• [STATED TASK]:
Without the images, write out the whole listing exactly.

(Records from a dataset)
* start *
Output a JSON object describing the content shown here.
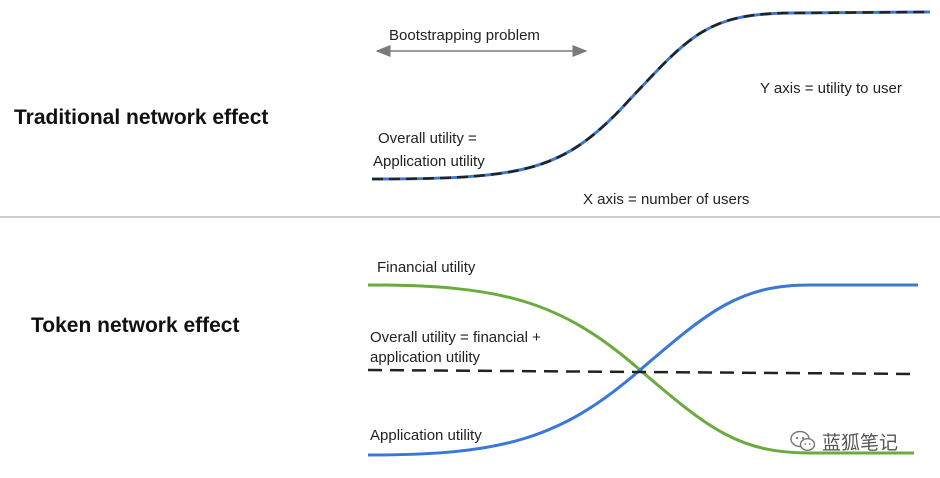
{
  "top_panel": {
    "heading": "Traditional network effect",
    "bootstrapping_label": "Bootstrapping problem",
    "overall_label_line1": "Overall utility =",
    "overall_label_line2": "Application utility",
    "y_axis_note": "Y axis = utility to user",
    "x_axis_note": "X axis = number of users"
  },
  "bottom_panel": {
    "heading": "Token network effect",
    "financial_label": "Financial utility",
    "overall_label_line1": "Overall utility = financial +",
    "overall_label_line2": "application utility",
    "application_label": "Application utility"
  },
  "watermark": {
    "text": "蓝狐笔记",
    "icon": "wechat-icon"
  },
  "colors": {
    "blue_curve": "#3a78d8",
    "green_curve": "#6aab3e",
    "dashed_curve": "#222222",
    "divider": "#bdbdbd",
    "arrow": "#7a7a7a"
  }
}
* end *
• [IN RESPONSE]:
Output a JSON object describing the content shown here.
{
  "top_panel": {
    "heading": "Traditional network effect",
    "bootstrapping_label": "Bootstrapping problem",
    "overall_label_line1": "Overall utility =",
    "overall_label_line2": "Application utility",
    "y_axis_note": "Y axis = utility to user",
    "x_axis_note": "X axis = number of users"
  },
  "bottom_panel": {
    "heading": "Token network effect",
    "financial_label": "Financial utility",
    "overall_label_line1": "Overall utility = financial +",
    "overall_label_line2": "application utility",
    "application_label": "Application utility"
  },
  "watermark": {
    "text": "蓝狐笔记",
    "icon": "wechat-icon"
  },
  "colors": {
    "blue_curve": "#3a78d8",
    "green_curve": "#6aab3e",
    "dashed_curve": "#222222",
    "divider": "#bdbdbd",
    "arrow": "#7a7a7a"
  }
}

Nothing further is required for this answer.